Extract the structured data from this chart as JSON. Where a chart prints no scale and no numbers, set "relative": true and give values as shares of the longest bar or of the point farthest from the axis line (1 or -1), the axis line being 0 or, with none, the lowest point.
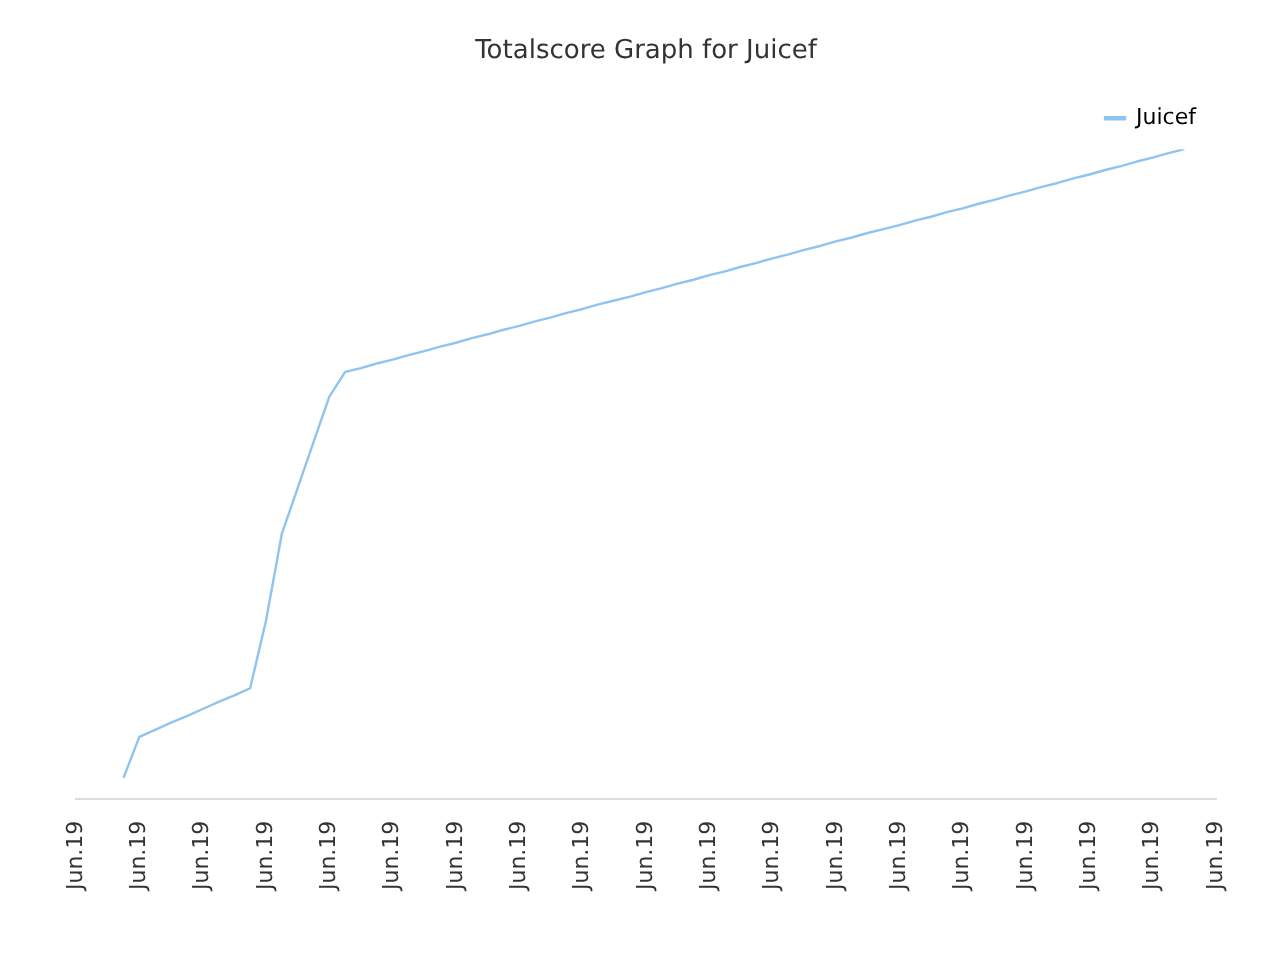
{
  "chart_data": {
    "type": "line",
    "title": "Totalscore Graph for Juicef",
    "relative": true,
    "categories": [
      "Jun.19",
      null,
      null,
      null,
      "Jun.19",
      null,
      null,
      null,
      "Jun.19",
      null,
      null,
      null,
      "Jun.19",
      null,
      null,
      null,
      "Jun.19",
      null,
      null,
      null,
      "Jun.19",
      null,
      null,
      null,
      "Jun.19",
      null,
      null,
      null,
      "Jun.19",
      null,
      null,
      null,
      "Jun.19",
      null,
      null,
      null,
      "Jun.19",
      null,
      null,
      null,
      "Jun.19",
      null,
      null,
      null,
      "Jun.19",
      null,
      null,
      null,
      "Jun.19",
      null,
      null,
      null,
      "Jun.19",
      null,
      null,
      null,
      "Jun.19",
      null,
      null,
      null,
      "Jun.19",
      null,
      null,
      null,
      "Jun.19",
      null,
      null,
      null,
      "Jun.19",
      null,
      null,
      null,
      "Jun.19"
    ],
    "series": [
      {
        "name": "Juicef",
        "color": "#90c4f0",
        "values": [
          null,
          null,
          null,
          0.032,
          0.095,
          0.106,
          0.117,
          0.127,
          0.138,
          0.149,
          0.159,
          0.17,
          0.274,
          0.408,
          0.478,
          0.549,
          0.619,
          0.657,
          0.663,
          0.67,
          0.676,
          0.683,
          0.689,
          0.696,
          0.702,
          0.709,
          0.715,
          0.722,
          0.728,
          0.735,
          0.741,
          0.748,
          0.754,
          0.761,
          0.767,
          0.773,
          0.78,
          0.786,
          0.793,
          0.799,
          0.806,
          0.812,
          0.819,
          0.825,
          0.832,
          0.838,
          0.845,
          0.851,
          0.858,
          0.864,
          0.871,
          0.877,
          0.883,
          0.89,
          0.896,
          0.903,
          0.909,
          0.916,
          0.922,
          0.929,
          0.935,
          0.942,
          0.948,
          0.955,
          0.961,
          0.968,
          0.974,
          0.981,
          0.987,
          0.994,
          1.0,
          null,
          null
        ]
      }
    ],
    "legend": "top right",
    "marker": "none",
    "line_style": "solid"
  }
}
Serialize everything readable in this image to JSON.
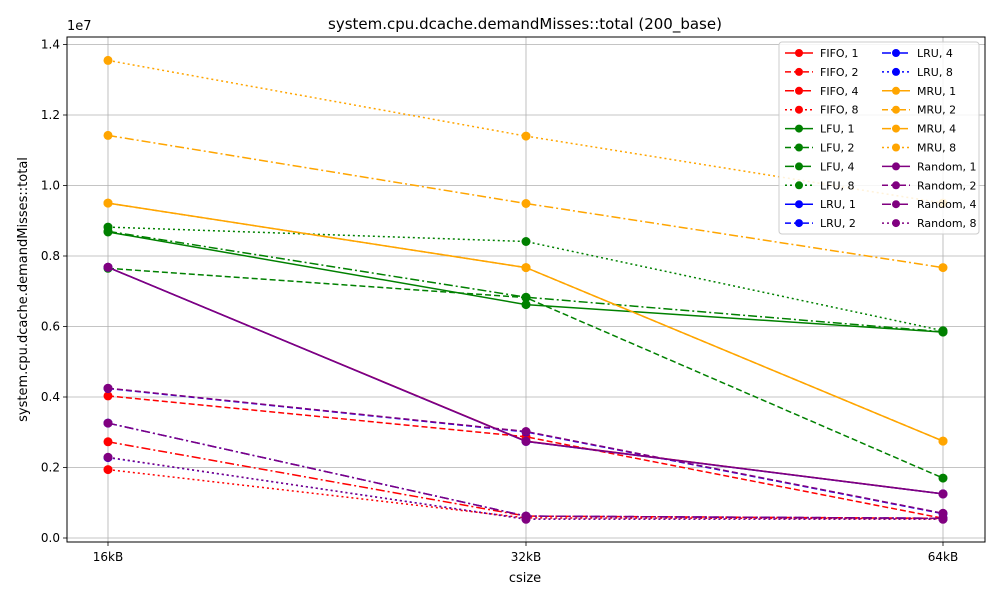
{
  "chart_data": {
    "type": "line",
    "title": "system.cpu.dcache.demandMisses::total (200_base)",
    "xlabel": "csize",
    "ylabel": "system.cpu.dcache.demandMisses::total",
    "y_scale_label": "1e7",
    "categories": [
      "16kB",
      "32kB",
      "64kB"
    ],
    "ylim": [
      -0.1,
      14.4
    ],
    "y_ticks": [
      0.0,
      0.2,
      0.4,
      0.6,
      0.8,
      1.0,
      1.2,
      1.4
    ],
    "y_tick_labels": [
      "0.0",
      "0.2",
      "0.4",
      "0.6",
      "0.8",
      "1.0",
      "1.2",
      "1.4"
    ],
    "grid": true,
    "legend_position": "top-right",
    "legend_columns": 2,
    "series": [
      {
        "name": "FIFO, 1",
        "color": "#ff0000",
        "dash": "solid",
        "values": [
          7.68,
          2.75,
          1.25
        ]
      },
      {
        "name": "FIFO, 2",
        "color": "#ff0000",
        "dash": "dashed",
        "values": [
          4.03,
          2.87,
          0.56
        ]
      },
      {
        "name": "FIFO, 4",
        "color": "#ff0000",
        "dash": "dashdot",
        "values": [
          2.73,
          0.62,
          0.56
        ]
      },
      {
        "name": "FIFO, 8",
        "color": "#ff0000",
        "dash": "dotted",
        "values": [
          1.94,
          0.57,
          0.55
        ]
      },
      {
        "name": "LFU, 1",
        "color": "#008000",
        "dash": "solid",
        "values": [
          8.68,
          6.62,
          5.84
        ]
      },
      {
        "name": "LFU, 2",
        "color": "#008000",
        "dash": "dashed",
        "values": [
          7.65,
          6.82,
          1.7
        ]
      },
      {
        "name": "LFU, 4",
        "color": "#008000",
        "dash": "dashdot",
        "values": [
          8.7,
          6.83,
          5.85
        ]
      },
      {
        "name": "LFU, 8",
        "color": "#008000",
        "dash": "dotted",
        "values": [
          8.82,
          8.41,
          5.88
        ]
      },
      {
        "name": "LRU, 1",
        "color": "#0000ff",
        "dash": "solid",
        "values": [
          7.68,
          2.74,
          1.25
        ]
      },
      {
        "name": "LRU, 2",
        "color": "#0000ff",
        "dash": "dashed",
        "values": [
          4.24,
          3.01,
          0.69
        ]
      },
      {
        "name": "LRU, 4",
        "color": "#0000ff",
        "dash": "dashdot",
        "values": [
          3.26,
          0.62,
          0.56
        ]
      },
      {
        "name": "LRU, 8",
        "color": "#0000ff",
        "dash": "dotted",
        "values": [
          2.28,
          0.54,
          0.54
        ]
      },
      {
        "name": "MRU, 1",
        "color": "#ffa500",
        "dash": "solid",
        "values": [
          9.5,
          7.67,
          2.75
        ]
      },
      {
        "name": "MRU, 2",
        "color": "#ffa500",
        "dash": "dashed",
        "values": [
          9.5,
          7.67,
          2.75
        ]
      },
      {
        "name": "MRU, 4",
        "color": "#ffa500",
        "dash": "dashdot",
        "values": [
          11.42,
          9.49,
          7.67
        ]
      },
      {
        "name": "MRU, 8",
        "color": "#ffa500",
        "dash": "dotted",
        "values": [
          13.55,
          11.4,
          9.5
        ]
      },
      {
        "name": "Random, 1",
        "color": "#800080",
        "dash": "solid",
        "values": [
          7.68,
          2.74,
          1.25
        ]
      },
      {
        "name": "Random, 2",
        "color": "#800080",
        "dash": "dashed",
        "values": [
          4.25,
          3.02,
          0.7
        ]
      },
      {
        "name": "Random, 4",
        "color": "#800080",
        "dash": "dashdot",
        "values": [
          3.26,
          0.62,
          0.56
        ]
      },
      {
        "name": "Random, 8",
        "color": "#800080",
        "dash": "dotted",
        "values": [
          2.29,
          0.53,
          0.53
        ]
      }
    ]
  }
}
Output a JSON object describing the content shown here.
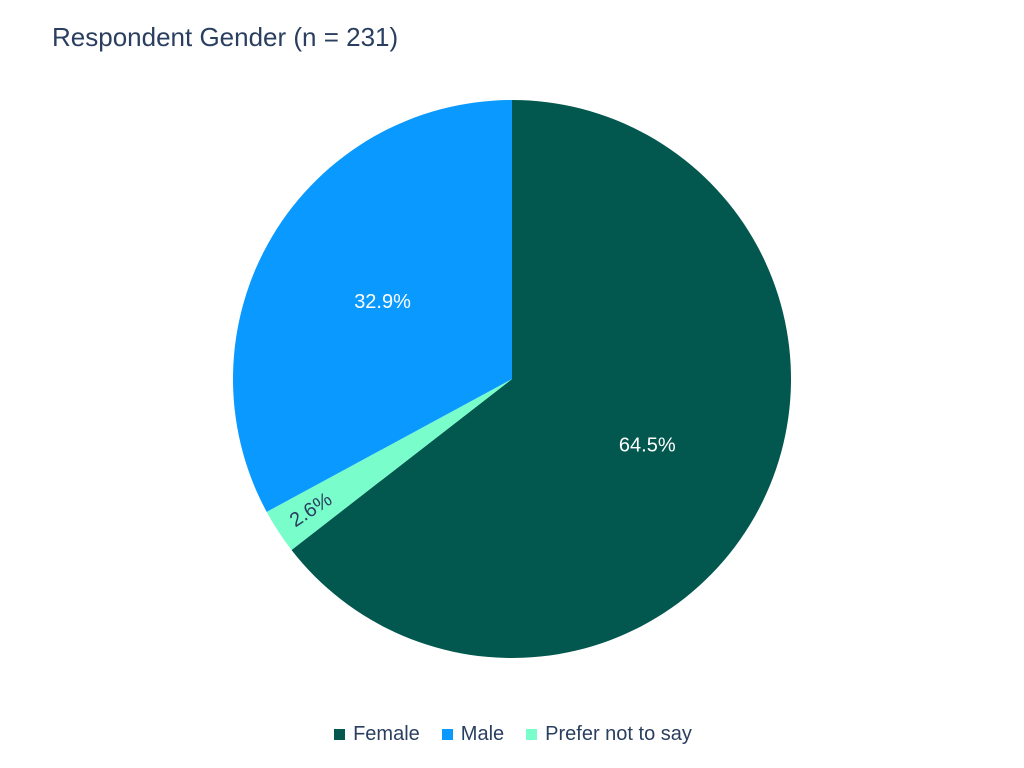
{
  "chart_data": {
    "type": "pie",
    "title": "Respondent Gender (n = 231)",
    "slices": [
      {
        "name": "Female",
        "value": 149,
        "label": "64.5%",
        "color": "#02574f",
        "label_color": "#ffffff"
      },
      {
        "name": "Prefer not to say",
        "value": 6,
        "label": "2.6%",
        "color": "#78fdcb",
        "label_color": "#2a3f5f"
      },
      {
        "name": "Male",
        "value": 76,
        "label": "32.9%",
        "color": "#0a99ff",
        "label_color": "#ffffff"
      }
    ],
    "legend": {
      "placement": "bottom-center",
      "items": [
        {
          "label": "Female",
          "color": "#02574f"
        },
        {
          "label": "Male",
          "color": "#0a99ff"
        },
        {
          "label": "Prefer not to say",
          "color": "#78fdcb"
        }
      ]
    }
  }
}
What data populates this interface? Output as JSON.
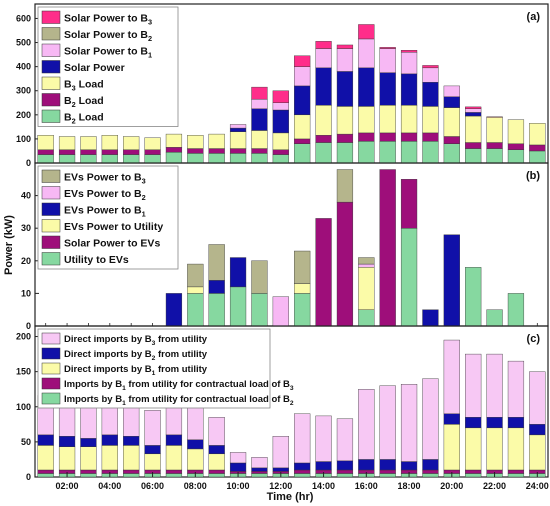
{
  "chart_data": {
    "type": "bar",
    "y_axis_label": "Power (kW)",
    "x_axis_label": "Time (hr)",
    "x_tick_labels": [
      "02:00",
      "04:00",
      "06:00",
      "08:00",
      "10:00",
      "12:00",
      "14:00",
      "16:00",
      "18:00",
      "20:00",
      "22:00",
      "24:00"
    ],
    "hours": [
      1,
      2,
      3,
      4,
      5,
      6,
      7,
      8,
      9,
      10,
      11,
      12,
      13,
      14,
      15,
      16,
      17,
      18,
      19,
      20,
      21,
      22,
      23,
      24
    ],
    "panels": [
      {
        "label": "(a)",
        "ylim": [
          0,
          660
        ],
        "yticks": [
          0,
          100,
          200,
          300,
          400,
          500,
          600
        ],
        "legend_position": "top-left",
        "legend": [
          {
            "text": "Solar Power to B",
            "sub": "3",
            "color": "#ff2d8a"
          },
          {
            "text": "Solar Power to B",
            "sub": "2",
            "color": "#b5b58c"
          },
          {
            "text": "Solar Power to B",
            "sub": "1",
            "color": "#f7b8f4"
          },
          {
            "text": "Solar Power",
            "sub": "",
            "color": "#1010a8"
          },
          {
            "text": "B",
            "sub": "3",
            "suffix": " Load",
            "color": "#fbfba8"
          },
          {
            "text": "B",
            "sub": "2",
            "suffix": " Load",
            "color": "#9e0e7a"
          },
          {
            "text": "B",
            "sub": "2",
            "suffix": " Load",
            "color": "#86d8a0"
          }
        ],
        "series": [
          {
            "name": "B2 Load (base)",
            "color": "#86d8a0",
            "values": [
              35,
              35,
              35,
              35,
              35,
              35,
              45,
              40,
              40,
              40,
              40,
              35,
              80,
              85,
              85,
              90,
              90,
              90,
              90,
              80,
              60,
              60,
              55,
              50
            ]
          },
          {
            "name": "B2 Load",
            "color": "#9e0e7a",
            "values": [
              20,
              20,
              20,
              20,
              20,
              20,
              20,
              20,
              20,
              20,
              20,
              20,
              20,
              30,
              35,
              35,
              35,
              35,
              35,
              30,
              25,
              25,
              25,
              25
            ]
          },
          {
            "name": "B3 Load",
            "color": "#fbfba8",
            "values": [
              60,
              55,
              55,
              60,
              55,
              50,
              55,
              55,
              60,
              70,
              75,
              70,
              100,
              125,
              115,
              110,
              115,
              115,
              110,
              120,
              110,
              105,
              100,
              90
            ]
          },
          {
            "name": "Solar Power",
            "color": "#1010a8",
            "values": [
              0,
              0,
              0,
              0,
              0,
              0,
              0,
              0,
              0,
              15,
              90,
              95,
              120,
              155,
              145,
              160,
              135,
              130,
              100,
              45,
              15,
              0,
              0,
              0
            ]
          },
          {
            "name": "Solar Power to B1",
            "color": "#f7b8f4",
            "values": [
              0,
              0,
              0,
              0,
              0,
              0,
              0,
              0,
              0,
              15,
              40,
              30,
              80,
              80,
              95,
              120,
              100,
              90,
              60,
              45,
              15,
              0,
              0,
              0
            ]
          },
          {
            "name": "Solar Power to B2",
            "color": "#b5b58c",
            "values": [
              0,
              0,
              0,
              0,
              0,
              0,
              0,
              0,
              0,
              0,
              0,
              0,
              0,
              0,
              0,
              0,
              0,
              0,
              0,
              0,
              0,
              0,
              0,
              0
            ]
          },
          {
            "name": "Solar Power to B3",
            "color": "#ff2d8a",
            "values": [
              0,
              0,
              0,
              0,
              0,
              0,
              0,
              0,
              0,
              0,
              50,
              50,
              45,
              30,
              15,
              60,
              5,
              8,
              10,
              0,
              8,
              2,
              0,
              0
            ]
          }
        ]
      },
      {
        "label": "(b)",
        "ylim": [
          0,
          50
        ],
        "yticks": [
          0,
          10,
          20,
          30,
          40
        ],
        "legend_position": "top-left",
        "legend": [
          {
            "text": "EVs Power to B",
            "sub": "3",
            "color": "#b5b58c"
          },
          {
            "text": "EVs Power to B",
            "sub": "2",
            "color": "#f7b8f4"
          },
          {
            "text": "EVs  Power to B",
            "sub": "1",
            "color": "#1010a8"
          },
          {
            "text": "EVs Power to Utility",
            "sub": "",
            "color": "#fbfba8"
          },
          {
            "text": "Solar Power to EVs",
            "sub": "",
            "color": "#9e0e7a"
          },
          {
            "text": "Utility to EVs",
            "sub": "",
            "color": "#86d8a0"
          }
        ],
        "series": [
          {
            "name": "Utility to EVs",
            "color": "#86d8a0",
            "values": [
              0,
              0,
              0,
              0,
              0,
              0,
              0,
              10,
              10,
              12,
              10,
              0,
              10,
              0,
              0,
              5,
              0,
              30,
              0,
              0,
              18,
              5,
              10,
              0
            ]
          },
          {
            "name": "Solar Power to EVs",
            "color": "#9e0e7a",
            "values": [
              0,
              0,
              0,
              0,
              0,
              0,
              0,
              0,
              0,
              0,
              0,
              0,
              0,
              33,
              38,
              0,
              48,
              15,
              0,
              0,
              0,
              0,
              0,
              0
            ]
          },
          {
            "name": "EVs Power to B1",
            "color": "#1010a8",
            "values": [
              0,
              0,
              0,
              0,
              0,
              0,
              10,
              0,
              4,
              9,
              0,
              0,
              0,
              0,
              0,
              0,
              0,
              0,
              5,
              28,
              0,
              0,
              0,
              0
            ]
          },
          {
            "name": "EVs Power to Utility",
            "color": "#fbfba8",
            "values": [
              0,
              0,
              0,
              0,
              0,
              0,
              0,
              2,
              0,
              0,
              0,
              0,
              3,
              0,
              0,
              13,
              0,
              0,
              0,
              0,
              0,
              0,
              0,
              0
            ]
          },
          {
            "name": "EVs Power to B2",
            "color": "#f7b8f4",
            "values": [
              0,
              0,
              0,
              0,
              0,
              0,
              0,
              0,
              0,
              0,
              0,
              9,
              0,
              0,
              0,
              1,
              0,
              0,
              0,
              0,
              0,
              0,
              0,
              0
            ]
          },
          {
            "name": "EVs Power to B3",
            "color": "#b5b58c",
            "values": [
              0,
              0,
              0,
              0,
              0,
              0,
              0,
              7,
              11,
              0,
              10,
              0,
              10,
              0,
              10,
              2,
              0,
              0,
              0,
              0,
              0,
              0,
              0,
              0
            ]
          }
        ]
      },
      {
        "label": "(c)",
        "ylim": [
          0,
          215
        ],
        "yticks": [
          0,
          50,
          100,
          150,
          200
        ],
        "legend_position": "top-left",
        "legend": [
          {
            "text": "Direct imports by B",
            "sub": "3",
            "suffix": " from utility",
            "color": "#f7c8f4"
          },
          {
            "text": "Direct imports by B",
            "sub": "2",
            "suffix": " from utility",
            "color": "#1010a8"
          },
          {
            "text": "Direct imports by B",
            "sub": "1",
            "suffix": " from utility",
            "color": "#fbfba8"
          },
          {
            "text": "Imports by B",
            "sub": "1",
            "suffix": " from utility for contractual load of B",
            "sub2": "3",
            "color": "#9e0e7a"
          },
          {
            "text": "Imports by B",
            "sub": "1",
            "suffix": " from utility for contractual load of B",
            "sub2": "2",
            "color": "#86d8a0"
          }
        ],
        "series": [
          {
            "name": "Contractual load of B2",
            "color": "#86d8a0",
            "values": [
              5,
              5,
              5,
              5,
              5,
              5,
              5,
              5,
              5,
              5,
              5,
              5,
              5,
              5,
              5,
              5,
              5,
              5,
              5,
              5,
              5,
              5,
              5,
              5
            ]
          },
          {
            "name": "Contractual load of B3",
            "color": "#9e0e7a",
            "values": [
              5,
              5,
              5,
              5,
              5,
              5,
              5,
              5,
              5,
              3,
              3,
              3,
              5,
              5,
              5,
              5,
              5,
              5,
              5,
              5,
              5,
              5,
              5,
              5
            ]
          },
          {
            "name": "Direct imports by B1",
            "color": "#fbfba8",
            "values": [
              35,
              33,
              33,
              35,
              35,
              23,
              35,
              30,
              23,
              0,
              0,
              0,
              0,
              0,
              0,
              0,
              0,
              0,
              0,
              65,
              60,
              60,
              60,
              50
            ]
          },
          {
            "name": "Direct imports by B2",
            "color": "#1010a8",
            "values": [
              15,
              15,
              12,
              15,
              13,
              12,
              15,
              13,
              12,
              12,
              5,
              5,
              10,
              12,
              13,
              15,
              15,
              12,
              15,
              15,
              15,
              15,
              15,
              15
            ]
          },
          {
            "name": "Direct imports by B3",
            "color": "#f7c8f4",
            "values": [
              56,
              55,
              55,
              55,
              55,
              50,
              50,
              50,
              40,
              15,
              15,
              45,
              70,
              65,
              60,
              100,
              105,
              110,
              115,
              105,
              90,
              90,
              80,
              75
            ]
          }
        ]
      }
    ]
  }
}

══════

Pick out the lines that include the word "title" and write them out.

- _Task output_
    "title": "Totalscore Graph for Juicef",
    "title": "system.cpu.dcache.demandMisses::total (200_base)",
    "title": "Respondent Gender (n = 231)",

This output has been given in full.